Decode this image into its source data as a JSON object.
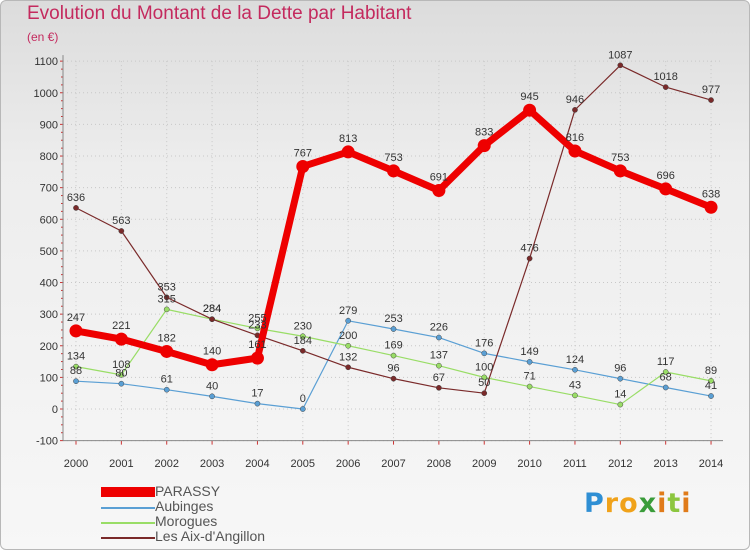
{
  "title": "Evolution du Montant de la Dette par Habitant",
  "subtitle": "(en €)",
  "logo": "Proxiti",
  "chart_data": {
    "type": "line",
    "title": "Evolution du Montant de la Dette par Habitant",
    "ylabel": "(en €)",
    "ylim": [
      -100,
      1100
    ],
    "yticks": [
      -100,
      0,
      100,
      200,
      300,
      400,
      500,
      600,
      700,
      800,
      900,
      1000,
      1100
    ],
    "x": [
      "2000",
      "2001",
      "2002",
      "2003",
      "2004",
      "2005",
      "2006",
      "2007",
      "2008",
      "2009",
      "2010",
      "2011",
      "2012",
      "2013",
      "2014"
    ],
    "grid": true,
    "legend_position": "bottom-left",
    "series": [
      {
        "name": "PARASSY",
        "color": "#ee0000",
        "values": [
          247,
          221,
          182,
          140,
          161,
          767,
          813,
          753,
          691,
          833,
          945,
          816,
          753,
          696,
          638
        ]
      },
      {
        "name": "Aubinges",
        "color": "#5a9fd4",
        "values": [
          88,
          80,
          61,
          40,
          17,
          0,
          279,
          253,
          226,
          176,
          149,
          124,
          96,
          68,
          41
        ]
      },
      {
        "name": "Morogues",
        "color": "#99dd66",
        "values": [
          134,
          108,
          315,
          284,
          255,
          230,
          200,
          169,
          137,
          100,
          71,
          43,
          14,
          117,
          89
        ]
      },
      {
        "name": "Les Aix-d'Angillon",
        "color": "#7a2a2a",
        "values": [
          636,
          563,
          353,
          284,
          233,
          184,
          132,
          96,
          67,
          50,
          476,
          946,
          1087,
          1018,
          977
        ]
      }
    ]
  }
}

=-=-=-=-=

Exercise objective
Write out every line from the entries where "Evolution" appears.

Reply to the exercise
  "title": "Evolution du Montant de la Dette par Habitant",
    "title": "Evolution du Montant de la Dette par Habitant",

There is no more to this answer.